Instructions to follow>
In the passage on early heavy metal, swap "KISS" for "Kiss" and write out the part that opens with the words "As with the" and closes with "on rhythm guitar.".

Reading passage>
........
As with the British Invasion in the sixties, England lit the first heavy metal flames with Black Sabbath and Judas Priest. By 1970, a New York band called Wicked Lester—which, three years later, changed its name to KISS—entered the fray. Although the group was never as definitively
metal
as Sabbath or Priest, it nonetheless altered the face of stadium rock and influenced everyone from Mötley Crüe to Pantera (whose guitarist, Dimebag Darrell Abbott, was buried in a KISS Kasket, the branded casket by the band KISS). Wicked Lester was comprised of bassist Gene Klein (born Chaim Witz, later known as Gene Simmons); his childhood friend, guitarist Stephen Coronel; keyboardist Brooke Ostrander; and drummer Tony Zarrella. At the suggestion of Coronel, they hired Stanley Eisen (later known as Paul Stanley) on rhythm guitar.
........
Data under study>
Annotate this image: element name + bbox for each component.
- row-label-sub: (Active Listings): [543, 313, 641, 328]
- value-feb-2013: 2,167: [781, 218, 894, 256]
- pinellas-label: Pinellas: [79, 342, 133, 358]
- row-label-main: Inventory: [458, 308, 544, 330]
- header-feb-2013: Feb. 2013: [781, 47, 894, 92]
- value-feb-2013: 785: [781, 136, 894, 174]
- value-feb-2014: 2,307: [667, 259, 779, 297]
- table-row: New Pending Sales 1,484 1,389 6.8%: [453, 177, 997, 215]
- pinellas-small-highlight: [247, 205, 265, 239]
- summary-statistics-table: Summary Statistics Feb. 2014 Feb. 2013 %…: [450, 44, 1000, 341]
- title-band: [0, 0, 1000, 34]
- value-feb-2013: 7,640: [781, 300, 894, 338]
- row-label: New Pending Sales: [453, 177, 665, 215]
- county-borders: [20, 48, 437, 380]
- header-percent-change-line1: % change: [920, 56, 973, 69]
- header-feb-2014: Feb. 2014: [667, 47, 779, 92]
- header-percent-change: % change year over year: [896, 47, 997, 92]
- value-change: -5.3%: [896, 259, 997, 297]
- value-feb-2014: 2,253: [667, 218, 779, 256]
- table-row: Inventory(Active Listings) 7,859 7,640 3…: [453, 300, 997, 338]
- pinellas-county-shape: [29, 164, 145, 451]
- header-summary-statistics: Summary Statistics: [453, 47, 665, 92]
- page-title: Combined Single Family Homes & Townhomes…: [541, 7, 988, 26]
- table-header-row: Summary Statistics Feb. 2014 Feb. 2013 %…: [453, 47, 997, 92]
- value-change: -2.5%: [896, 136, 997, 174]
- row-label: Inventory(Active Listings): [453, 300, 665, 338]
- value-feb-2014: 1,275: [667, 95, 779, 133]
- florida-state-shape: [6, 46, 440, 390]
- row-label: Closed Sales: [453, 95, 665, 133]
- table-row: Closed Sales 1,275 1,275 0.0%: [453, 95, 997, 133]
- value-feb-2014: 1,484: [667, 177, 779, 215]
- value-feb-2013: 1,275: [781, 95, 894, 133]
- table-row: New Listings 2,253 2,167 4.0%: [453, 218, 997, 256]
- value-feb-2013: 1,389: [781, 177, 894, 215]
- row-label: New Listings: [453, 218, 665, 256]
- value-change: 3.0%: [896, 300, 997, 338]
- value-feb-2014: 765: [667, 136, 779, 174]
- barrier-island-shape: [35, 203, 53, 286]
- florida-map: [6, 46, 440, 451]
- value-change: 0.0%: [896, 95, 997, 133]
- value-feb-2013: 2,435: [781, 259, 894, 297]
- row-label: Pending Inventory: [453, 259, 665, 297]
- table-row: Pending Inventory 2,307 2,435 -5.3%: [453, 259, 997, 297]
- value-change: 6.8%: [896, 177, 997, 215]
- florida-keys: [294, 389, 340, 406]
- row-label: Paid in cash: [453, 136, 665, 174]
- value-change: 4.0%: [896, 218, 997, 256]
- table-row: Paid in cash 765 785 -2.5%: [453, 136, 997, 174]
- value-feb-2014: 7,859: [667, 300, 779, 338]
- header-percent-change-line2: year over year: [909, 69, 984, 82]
........
Written response>
As with the British Invasion in the sixties, England lit the first heavy metal flames with Black Sabbath and Judas Priest. By 1970, a New York band called Wicked Lester—which, three years later, changed its name to Kiss—entered the fray. Although the group was never as definitively
metal
as Sabbath or Priest, it nonetheless altered the face of stadium rock and influenced everyone from Mötley Crüe to Pantera (whose guitarist, Dimebag Darrell Abbott, was buried in a Kiss Kasket, the branded casket by the band Kiss). Wicked Lester was comprised of bassist Gene Klein (born Chaim Witz, later known as Gene Simmons); his childhood friend, guitarist Stephen Coronel; keyboardist Brooke Ostrander; and drummer Tony Zarrella. At the suggestion of Coronel, they hired Stanley Eisen (later known as Paul Stanley) on rhythm guitar.